Stated exercise
Print every entry exactly as written.

Rows from a dataset:
----------
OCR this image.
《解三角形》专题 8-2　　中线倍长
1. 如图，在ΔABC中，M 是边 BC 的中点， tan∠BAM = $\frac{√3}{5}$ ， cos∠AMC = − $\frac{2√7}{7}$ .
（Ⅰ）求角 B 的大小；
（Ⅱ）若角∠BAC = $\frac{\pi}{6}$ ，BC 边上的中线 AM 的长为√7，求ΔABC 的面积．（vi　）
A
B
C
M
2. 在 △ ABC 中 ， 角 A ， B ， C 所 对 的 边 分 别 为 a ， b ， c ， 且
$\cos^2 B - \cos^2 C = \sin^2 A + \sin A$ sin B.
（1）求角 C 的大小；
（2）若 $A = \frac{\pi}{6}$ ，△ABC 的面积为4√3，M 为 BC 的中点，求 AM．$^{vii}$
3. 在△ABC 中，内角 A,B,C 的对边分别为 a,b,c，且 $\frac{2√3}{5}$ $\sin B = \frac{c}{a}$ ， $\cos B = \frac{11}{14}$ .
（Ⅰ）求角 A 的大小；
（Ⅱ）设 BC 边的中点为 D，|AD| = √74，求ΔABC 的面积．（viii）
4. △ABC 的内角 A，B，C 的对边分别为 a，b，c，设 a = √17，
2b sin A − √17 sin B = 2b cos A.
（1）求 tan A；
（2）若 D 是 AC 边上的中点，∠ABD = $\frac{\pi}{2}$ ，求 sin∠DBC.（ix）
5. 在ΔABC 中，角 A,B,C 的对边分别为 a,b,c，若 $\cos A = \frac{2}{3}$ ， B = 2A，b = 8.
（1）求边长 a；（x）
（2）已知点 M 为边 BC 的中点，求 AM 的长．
----------
The response
OCR this image.
《解三角形》专题 8-2　　中线倍长
1. 如图，在ΔABC中，M 是边 BC 的中点， tan∠BAM = $\frac{√3}{5}$ ， cos∠AMC = − $\frac{2√7}{7}$ .
（Ⅰ）求角 B 的大小；
（Ⅱ）若角∠BAC = $\frac{\pi}{6}$ ，BC 边上的中线 AM 的长为√7，求ΔABC 的面积．（vi　）
A
B
C
M
2. 在 △ ABC 中 ， 角 A ， B ， C 所 对 的 边 分 别 为 a ， b ， c ， 且
$\cos^2 B - \cos^2 C = \sin^2 A + \sin A$ sin B.
（1）求角 C 的大小；
（2）若 $A = \frac{\pi}{6}$ ，△ABC 的面积为4√3，M 为 BC 的中点，求 AM．$^{vii}$
3. 在△ABC 中，内角 A,B,C 的对边分别为 a,b,c，且 $\frac{2√3}{5}$ $\sin B = \frac{c}{a}$ ， $\cos B = \frac{11}{14}$ .
（Ⅰ）求角 A 的大小；
（Ⅱ）设 BC 边的中点为 D，|AD| = √74，求ΔABC 的面积．（viii）
4. △ABC 的内角 A，B，C 的对边分别为 a，b，c，设 a = √17，
2b sin A − √17 sin B = 2b cos A.
（1）求 tan A；
（2）若 D 是 AC 边上的中点，∠ABD = $\frac{\pi}{2}$ ，求 sin∠DBC.（ix）
5. 在ΔABC 中，角 A,B,C 的对边分别为 a,b,c，若 $\cos A = \frac{2}{3}$ ， B = 2A，b = 8.
（1）求边长 a；（x）
（2）已知点 M 为边 BC 的中点，求 AM 的长．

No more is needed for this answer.